======== Input ========

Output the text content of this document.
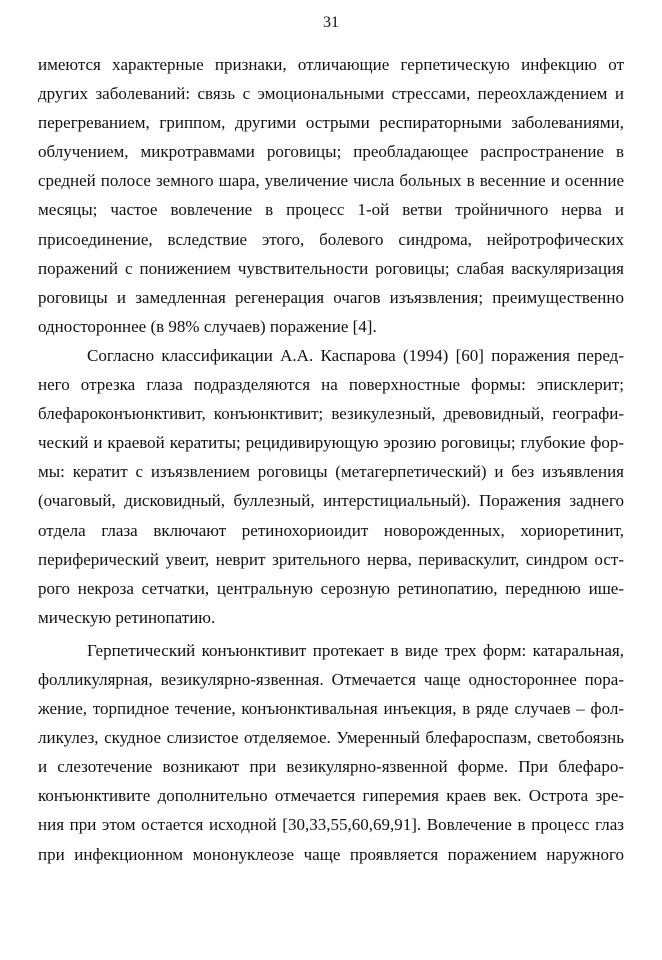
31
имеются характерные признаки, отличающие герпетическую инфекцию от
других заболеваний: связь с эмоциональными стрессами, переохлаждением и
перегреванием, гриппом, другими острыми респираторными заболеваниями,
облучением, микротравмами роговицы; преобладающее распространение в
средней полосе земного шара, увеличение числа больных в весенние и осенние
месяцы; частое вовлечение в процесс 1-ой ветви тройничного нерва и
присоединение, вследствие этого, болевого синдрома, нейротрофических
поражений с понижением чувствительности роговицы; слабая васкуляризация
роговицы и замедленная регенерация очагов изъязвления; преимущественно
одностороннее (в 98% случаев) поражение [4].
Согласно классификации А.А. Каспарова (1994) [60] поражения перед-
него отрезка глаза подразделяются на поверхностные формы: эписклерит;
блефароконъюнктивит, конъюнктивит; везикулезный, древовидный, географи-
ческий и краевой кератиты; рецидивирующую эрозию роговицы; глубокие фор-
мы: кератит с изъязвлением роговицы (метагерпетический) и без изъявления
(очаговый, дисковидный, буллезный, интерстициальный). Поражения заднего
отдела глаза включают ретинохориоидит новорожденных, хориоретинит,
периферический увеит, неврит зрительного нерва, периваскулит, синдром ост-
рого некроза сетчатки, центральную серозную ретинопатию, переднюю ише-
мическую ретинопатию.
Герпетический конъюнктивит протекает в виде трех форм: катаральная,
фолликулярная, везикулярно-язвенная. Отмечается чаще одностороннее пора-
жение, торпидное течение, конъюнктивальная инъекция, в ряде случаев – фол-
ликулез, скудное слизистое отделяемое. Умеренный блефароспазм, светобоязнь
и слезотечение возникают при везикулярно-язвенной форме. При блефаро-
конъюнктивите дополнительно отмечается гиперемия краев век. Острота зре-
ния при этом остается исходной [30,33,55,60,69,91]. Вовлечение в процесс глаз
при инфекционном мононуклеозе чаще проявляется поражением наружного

========

* _What needs to be done_
Pictures in the records should not appear in your copy, but everything else must be transcribed exactly.

* _Reply_
Output the text content of this document.
31
имеются характерные признаки, отличающие герпетическую инфекцию от
других заболеваний: связь с эмоциональными стрессами, переохлаждением и
перегреванием, гриппом, другими острыми респираторными заболеваниями,
облучением, микротравмами роговицы; преобладающее распространение в
средней полосе земного шара, увеличение числа больных в весенние и осенние
месяцы; частое вовлечение в процесс 1-ой ветви тройничного нерва и
присоединение, вследствие этого, болевого синдрома, нейротрофических
поражений с понижением чувствительности роговицы; слабая васкуляризация
роговицы и замедленная регенерация очагов изъязвления; преимущественно
одностороннее (в 98% случаев) поражение [4].
Согласно классификации А.А. Каспарова (1994) [60] поражения перед-
него отрезка глаза подразделяются на поверхностные формы: эписклерит;
блефароконъюнктивит, конъюнктивит; везикулезный, древовидный, географи-
ческий и краевой кератиты; рецидивирующую эрозию роговицы; глубокие фор-
мы: кератит с изъязвлением роговицы (метагерпетический) и без изъявления
(очаговый, дисковидный, буллезный, интерстициальный). Поражения заднего
отдела глаза включают ретинохориоидит новорожденных, хориоретинит,
периферический увеит, неврит зрительного нерва, периваскулит, синдром ост-
рого некроза сетчатки, центральную серозную ретинопатию, переднюю ише-
мическую ретинопатию.
Герпетический конъюнктивит протекает в виде трех форм: катаральная,
фолликулярная, везикулярно-язвенная. Отмечается чаще одностороннее пора-
жение, торпидное течение, конъюнктивальная инъекция, в ряде случаев – фол-
ликулез, скудное слизистое отделяемое. Умеренный блефароспазм, светобоязнь
и слезотечение возникают при везикулярно-язвенной форме. При блефаро-
конъюнктивите дополнительно отмечается гиперемия краев век. Острота зре-
ния при этом остается исходной [30,33,55,60,69,91]. Вовлечение в процесс глаз
при инфекционном мононуклеозе чаще проявляется поражением наружного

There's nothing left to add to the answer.